EXERCISE REQUIREMENTS:
Return each line of the material verbatim.

▬▬▬▬▬▬▬▬▬▬

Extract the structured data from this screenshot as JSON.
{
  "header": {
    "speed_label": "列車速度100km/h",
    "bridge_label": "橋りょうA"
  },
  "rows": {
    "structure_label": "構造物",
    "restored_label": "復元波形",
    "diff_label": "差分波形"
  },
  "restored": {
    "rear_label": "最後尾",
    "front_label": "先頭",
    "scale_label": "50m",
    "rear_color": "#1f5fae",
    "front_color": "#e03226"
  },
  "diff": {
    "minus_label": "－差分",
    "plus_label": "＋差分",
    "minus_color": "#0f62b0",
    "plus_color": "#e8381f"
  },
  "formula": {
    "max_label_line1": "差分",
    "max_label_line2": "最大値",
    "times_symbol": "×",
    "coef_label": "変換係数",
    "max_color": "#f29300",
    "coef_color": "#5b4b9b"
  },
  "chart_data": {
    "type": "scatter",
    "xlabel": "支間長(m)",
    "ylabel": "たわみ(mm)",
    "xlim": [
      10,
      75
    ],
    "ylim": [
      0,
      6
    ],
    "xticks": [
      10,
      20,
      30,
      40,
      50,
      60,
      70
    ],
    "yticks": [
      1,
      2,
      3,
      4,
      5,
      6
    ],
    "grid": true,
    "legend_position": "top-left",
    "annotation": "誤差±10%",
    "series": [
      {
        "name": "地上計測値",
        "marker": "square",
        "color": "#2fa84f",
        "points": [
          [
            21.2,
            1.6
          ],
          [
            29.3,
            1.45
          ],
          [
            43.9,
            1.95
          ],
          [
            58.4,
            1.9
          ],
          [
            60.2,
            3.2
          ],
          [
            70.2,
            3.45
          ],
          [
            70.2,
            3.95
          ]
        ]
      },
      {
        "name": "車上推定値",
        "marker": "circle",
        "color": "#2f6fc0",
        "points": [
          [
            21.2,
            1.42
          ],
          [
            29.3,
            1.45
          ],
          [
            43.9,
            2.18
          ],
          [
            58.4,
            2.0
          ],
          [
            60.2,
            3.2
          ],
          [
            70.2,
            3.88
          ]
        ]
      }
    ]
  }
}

▬▬▬▬▬▬▬▬▬▬

SOLUTION TO THE PROBLEM:
Extract the structured data from this screenshot as JSON.
{
  "header": {
    "speed_label": "列車速度100km/h",
    "bridge_label": "橋りょうA"
  },
  "rows": {
    "structure_label": "構造物",
    "restored_label": "復元波形",
    "diff_label": "差分波形"
  },
  "restored": {
    "rear_label": "最後尾",
    "front_label": "先頭",
    "scale_label": "50m",
    "rear_color": "#1f5fae",
    "front_color": "#e03226"
  },
  "diff": {
    "minus_label": "－差分",
    "plus_label": "＋差分",
    "minus_color": "#0f62b0",
    "plus_color": "#e8381f"
  },
  "formula": {
    "max_label_line1": "差分",
    "max_label_line2": "最大値",
    "times_symbol": "×",
    "coef_label": "変換係数",
    "max_color": "#f29300",
    "coef_color": "#5b4b9b"
  },
  "chart_data": {
    "type": "scatter",
    "xlabel": "支間長(m)",
    "ylabel": "たわみ(mm)",
    "xlim": [
      10,
      75
    ],
    "ylim": [
      0,
      6
    ],
    "xticks": [
      10,
      20,
      30,
      40,
      50,
      60,
      70
    ],
    "yticks": [
      1,
      2,
      3,
      4,
      5,
      6
    ],
    "grid": true,
    "legend_position": "top-left",
    "annotation": "誤差±10%",
    "series": [
      {
        "name": "地上計測値",
        "marker": "square",
        "color": "#2fa84f",
        "points": [
          [
            21.2,
            1.6
          ],
          [
            29.3,
            1.45
          ],
          [
            43.9,
            1.95
          ],
          [
            58.4,
            1.9
          ],
          [
            60.2,
            3.2
          ],
          [
            70.2,
            3.45
          ],
          [
            70.2,
            3.95
          ]
        ]
      },
      {
        "name": "車上推定値",
        "marker": "circle",
        "color": "#2f6fc0",
        "points": [
          [
            21.2,
            1.42
          ],
          [
            29.3,
            1.45
          ],
          [
            43.9,
            2.18
          ],
          [
            58.4,
            2.0
          ],
          [
            60.2,
            3.2
          ],
          [
            70.2,
            3.88
          ]
        ]
      }
    ]
  }
}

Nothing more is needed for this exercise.